■ WORK TO BE COMPLETED:
Each entry here needs to be set down again exactly, please; pictures are left out.

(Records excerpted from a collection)

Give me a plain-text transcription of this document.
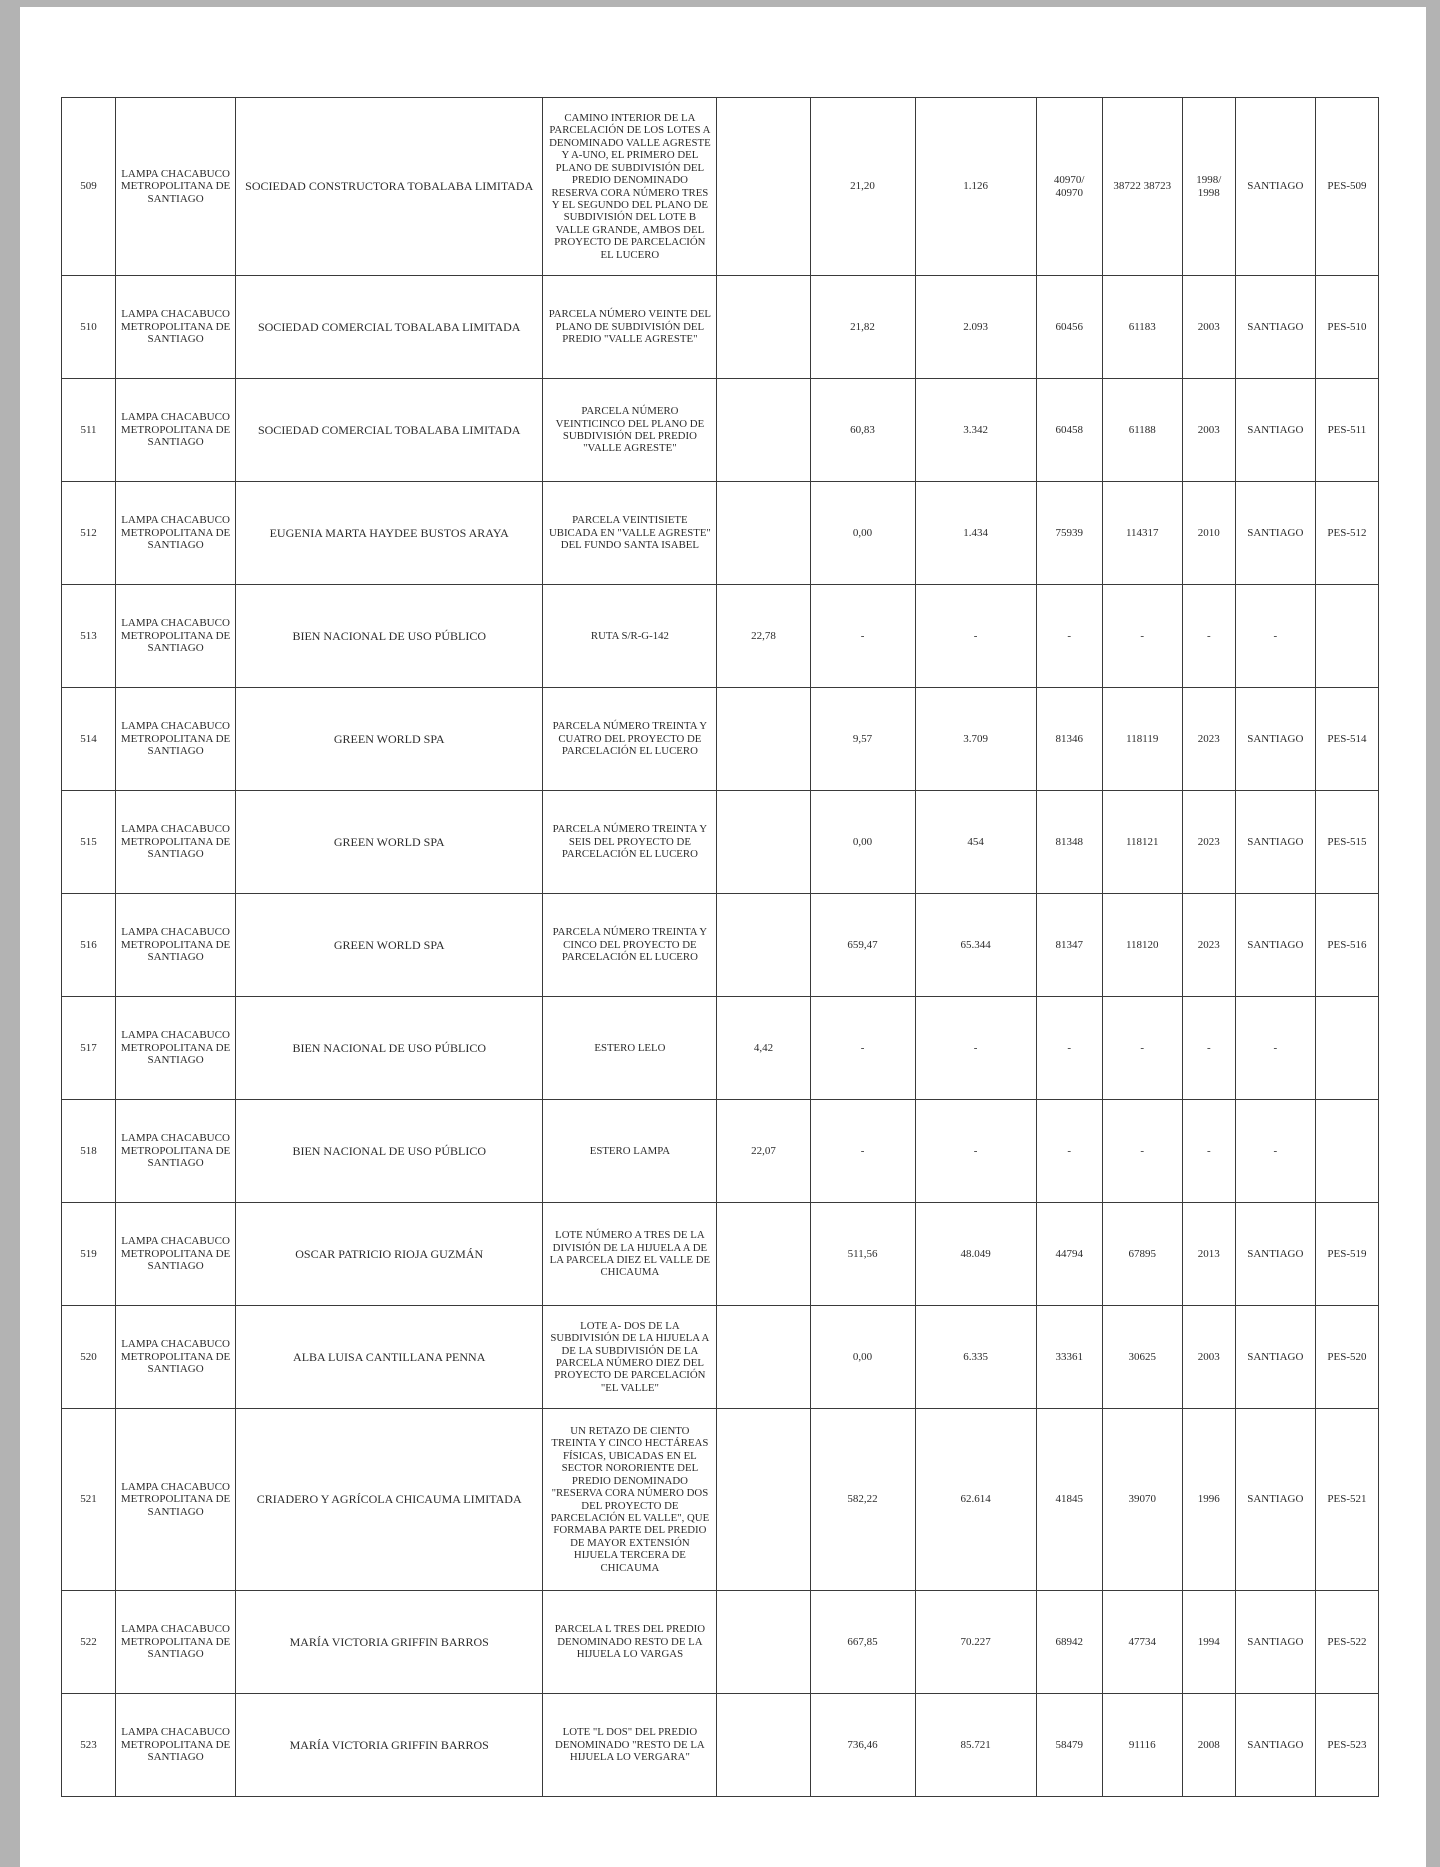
509	LAMPA CHACABUCO METROPOLITANA DE SANTIAGO	SOCIEDAD CONSTRUCTORA TOBALABA LIMITADA	CAMINO INTERIOR DE LA PARCELACIÓN DE LOS LOTES A DENOMINADO VALLE AGRESTE Y A-UNO, EL PRIMERO DEL PLANO DE SUBDIVISIÓN DEL PREDIO DENOMINADO RESERVA CORA NÚMERO TRES Y EL SEGUNDO DEL PLANO DE SUBDIVISIÓN DEL LOTE B VALLE GRANDE, AMBOS DEL PROYECTO DE PARCELACIÓN EL LUCERO		21,20	1.126	40970/ 40970	38722 38723	1998/ 1998	SANTIAGO	PES-509
510	LAMPA CHACABUCO METROPOLITANA DE SANTIAGO	SOCIEDAD COMERCIAL TOBALABA LIMITADA	PARCELA NÚMERO VEINTE DEL PLANO DE SUBDIVISIÓN DEL PREDIO "VALLE AGRESTE"		21,82	2.093	60456	61183	2003	SANTIAGO	PES-510
511	LAMPA CHACABUCO METROPOLITANA DE SANTIAGO	SOCIEDAD COMERCIAL TOBALABA LIMITADA	PARCELA NÚMERO VEINTICINCO DEL PLANO DE SUBDIVISIÓN DEL PREDIO "VALLE AGRESTE"		60,83	3.342	60458	61188	2003	SANTIAGO	PES-511
512	LAMPA CHACABUCO METROPOLITANA DE SANTIAGO	EUGENIA MARTA HAYDEE BUSTOS ARAYA	PARCELA VEINTISIETE UBICADA EN "VALLE AGRESTE" DEL FUNDO SANTA ISABEL		0,00	1.434	75939	114317	2010	SANTIAGO	PES-512
513	LAMPA CHACABUCO METROPOLITANA DE SANTIAGO	BIEN NACIONAL DE USO PÚBLICO	RUTA S/R-G-142	22,78	-	-	-	-	-	-	
514	LAMPA CHACABUCO METROPOLITANA DE SANTIAGO	GREEN WORLD SPA	PARCELA NÚMERO TREINTA Y CUATRO DEL PROYECTO DE PARCELACIÓN EL LUCERO		9,57	3.709	81346	118119	2023	SANTIAGO	PES-514
515	LAMPA CHACABUCO METROPOLITANA DE SANTIAGO	GREEN WORLD SPA	PARCELA NÚMERO TREINTA Y SEIS DEL PROYECTO DE PARCELACIÓN EL LUCERO		0,00	454	81348	118121	2023	SANTIAGO	PES-515
516	LAMPA CHACABUCO METROPOLITANA DE SANTIAGO	GREEN WORLD SPA	PARCELA NÚMERO TREINTA Y CINCO DEL PROYECTO DE PARCELACIÓN EL LUCERO		659,47	65.344	81347	118120	2023	SANTIAGO	PES-516
517	LAMPA CHACABUCO METROPOLITANA DE SANTIAGO	BIEN NACIONAL DE USO PÚBLICO	ESTERO LELO	4,42	-	-	-	-	-	-	
518	LAMPA CHACABUCO METROPOLITANA DE SANTIAGO	BIEN NACIONAL DE USO PÚBLICO	ESTERO LAMPA	22,07	-	-	-	-	-	-	
519	LAMPA CHACABUCO METROPOLITANA DE SANTIAGO	OSCAR PATRICIO RIOJA GUZMÁN	LOTE NÚMERO A TRES DE LA DIVISIÓN DE LA HIJUELA A DE LA PARCELA DIEZ EL VALLE DE CHICAUMA		511,56	48.049	44794	67895	2013	SANTIAGO	PES-519
520	LAMPA CHACABUCO METROPOLITANA DE SANTIAGO	ALBA LUISA CANTILLANA PENNA	LOTE A- DOS DE LA SUBDIVISIÓN DE LA HIJUELA A DE LA SUBDIVISIÓN DE LA PARCELA NÚMERO DIEZ DEL PROYECTO DE PARCELACIÓN "EL VALLE"		0,00	6.335	33361	30625	2003	SANTIAGO	PES-520
521	LAMPA CHACABUCO METROPOLITANA DE SANTIAGO	CRIADERO Y AGRÍCOLA CHICAUMA LIMITADA	UN RETAZO DE CIENTO TREINTA Y CINCO HECTÁREAS FÍSICAS, UBICADAS EN EL SECTOR NORORIENTE DEL PREDIO DENOMINADO "RESERVA CORA NÚMERO DOS DEL PROYECTO DE PARCELACIÓN EL VALLE", QUE FORMABA PARTE DEL PREDIO DE MAYOR EXTENSIÓN HIJUELA TERCERA DE CHICAUMA		582,22	62.614	41845	39070	1996	SANTIAGO	PES-521
522	LAMPA CHACABUCO METROPOLITANA DE SANTIAGO	MARÍA VICTORIA GRIFFIN BARROS	PARCELA L TRES DEL PREDIO DENOMINADO RESTO DE LA HIJUELA LO VARGAS		667,85	70.227	68942	47734	1994	SANTIAGO	PES-522
523	LAMPA CHACABUCO METROPOLITANA DE SANTIAGO	MARÍA VICTORIA GRIFFIN BARROS	LOTE "L DOS" DEL PREDIO DENOMINADO "RESTO DE LA HIJUELA LO VERGARA"		736,46	85.721	58479	91116	2008	SANTIAGO	PES-523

■ ANSWER TO THE EXERCISE:
Give me a plain-text transcription of this document.
509	LAMPA CHACABUCO METROPOLITANA DE SANTIAGO	SOCIEDAD CONSTRUCTORA TOBALABA LIMITADA	CAMINO INTERIOR DE LA PARCELACIÓN DE LOS LOTES A DENOMINADO VALLE AGRESTE Y A-UNO, EL PRIMERO DEL PLANO DE SUBDIVISIÓN DEL PREDIO DENOMINADO RESERVA CORA NÚMERO TRES Y EL SEGUNDO DEL PLANO DE SUBDIVISIÓN DEL LOTE B VALLE GRANDE, AMBOS DEL PROYECTO DE PARCELACIÓN EL LUCERO		21,20	1.126	40970/ 40970	38722 38723	1998/ 1998	SANTIAGO	PES-509
510	LAMPA CHACABUCO METROPOLITANA DE SANTIAGO	SOCIEDAD COMERCIAL TOBALABA LIMITADA	PARCELA NÚMERO VEINTE DEL PLANO DE SUBDIVISIÓN DEL PREDIO "VALLE AGRESTE"		21,82	2.093	60456	61183	2003	SANTIAGO	PES-510
511	LAMPA CHACABUCO METROPOLITANA DE SANTIAGO	SOCIEDAD COMERCIAL TOBALABA LIMITADA	PARCELA NÚMERO VEINTICINCO DEL PLANO DE SUBDIVISIÓN DEL PREDIO "VALLE AGRESTE"		60,83	3.342	60458	61188	2003	SANTIAGO	PES-511
512	LAMPA CHACABUCO METROPOLITANA DE SANTIAGO	EUGENIA MARTA HAYDEE BUSTOS ARAYA	PARCELA VEINTISIETE UBICADA EN "VALLE AGRESTE" DEL FUNDO SANTA ISABEL		0,00	1.434	75939	114317	2010	SANTIAGO	PES-512
513	LAMPA CHACABUCO METROPOLITANA DE SANTIAGO	BIEN NACIONAL DE USO PÚBLICO	RUTA S/R-G-142	22,78	-	-	-	-	-	-	
514	LAMPA CHACABUCO METROPOLITANA DE SANTIAGO	GREEN WORLD SPA	PARCELA NÚMERO TREINTA Y CUATRO DEL PROYECTO DE PARCELACIÓN EL LUCERO		9,57	3.709	81346	118119	2023	SANTIAGO	PES-514
515	LAMPA CHACABUCO METROPOLITANA DE SANTIAGO	GREEN WORLD SPA	PARCELA NÚMERO TREINTA Y SEIS DEL PROYECTO DE PARCELACIÓN EL LUCERO		0,00	454	81348	118121	2023	SANTIAGO	PES-515
516	LAMPA CHACABUCO METROPOLITANA DE SANTIAGO	GREEN WORLD SPA	PARCELA NÚMERO TREINTA Y CINCO DEL PROYECTO DE PARCELACIÓN EL LUCERO		659,47	65.344	81347	118120	2023	SANTIAGO	PES-516
517	LAMPA CHACABUCO METROPOLITANA DE SANTIAGO	BIEN NACIONAL DE USO PÚBLICO	ESTERO LELO	4,42	-	-	-	-	-	-	
518	LAMPA CHACABUCO METROPOLITANA DE SANTIAGO	BIEN NACIONAL DE USO PÚBLICO	ESTERO LAMPA	22,07	-	-	-	-	-	-	
519	LAMPA CHACABUCO METROPOLITANA DE SANTIAGO	OSCAR PATRICIO RIOJA GUZMÁN	LOTE NÚMERO A TRES DE LA DIVISIÓN DE LA HIJUELA A DE LA PARCELA DIEZ EL VALLE DE CHICAUMA		511,56	48.049	44794	67895	2013	SANTIAGO	PES-519
520	LAMPA CHACABUCO METROPOLITANA DE SANTIAGO	ALBA LUISA CANTILLANA PENNA	LOTE A- DOS DE LA SUBDIVISIÓN DE LA HIJUELA A DE LA SUBDIVISIÓN DE LA PARCELA NÚMERO DIEZ DEL PROYECTO DE PARCELACIÓN "EL VALLE"		0,00	6.335	33361	30625	2003	SANTIAGO	PES-520
521	LAMPA CHACABUCO METROPOLITANA DE SANTIAGO	CRIADERO Y AGRÍCOLA CHICAUMA LIMITADA	UN RETAZO DE CIENTO TREINTA Y CINCO HECTÁREAS FÍSICAS, UBICADAS EN EL SECTOR NORORIENTE DEL PREDIO DENOMINADO "RESERVA CORA NÚMERO DOS DEL PROYECTO DE PARCELACIÓN EL VALLE", QUE FORMABA PARTE DEL PREDIO DE MAYOR EXTENSIÓN HIJUELA TERCERA DE CHICAUMA		582,22	62.614	41845	39070	1996	SANTIAGO	PES-521
522	LAMPA CHACABUCO METROPOLITANA DE SANTIAGO	MARÍA VICTORIA GRIFFIN BARROS	PARCELA L TRES DEL PREDIO DENOMINADO RESTO DE LA HIJUELA LO VARGAS		667,85	70.227	68942	47734	1994	SANTIAGO	PES-522
523	LAMPA CHACABUCO METROPOLITANA DE SANTIAGO	MARÍA VICTORIA GRIFFIN BARROS	LOTE "L DOS" DEL PREDIO DENOMINADO "RESTO DE LA HIJUELA LO VERGARA"		736,46	85.721	58479	91116	2008	SANTIAGO	PES-523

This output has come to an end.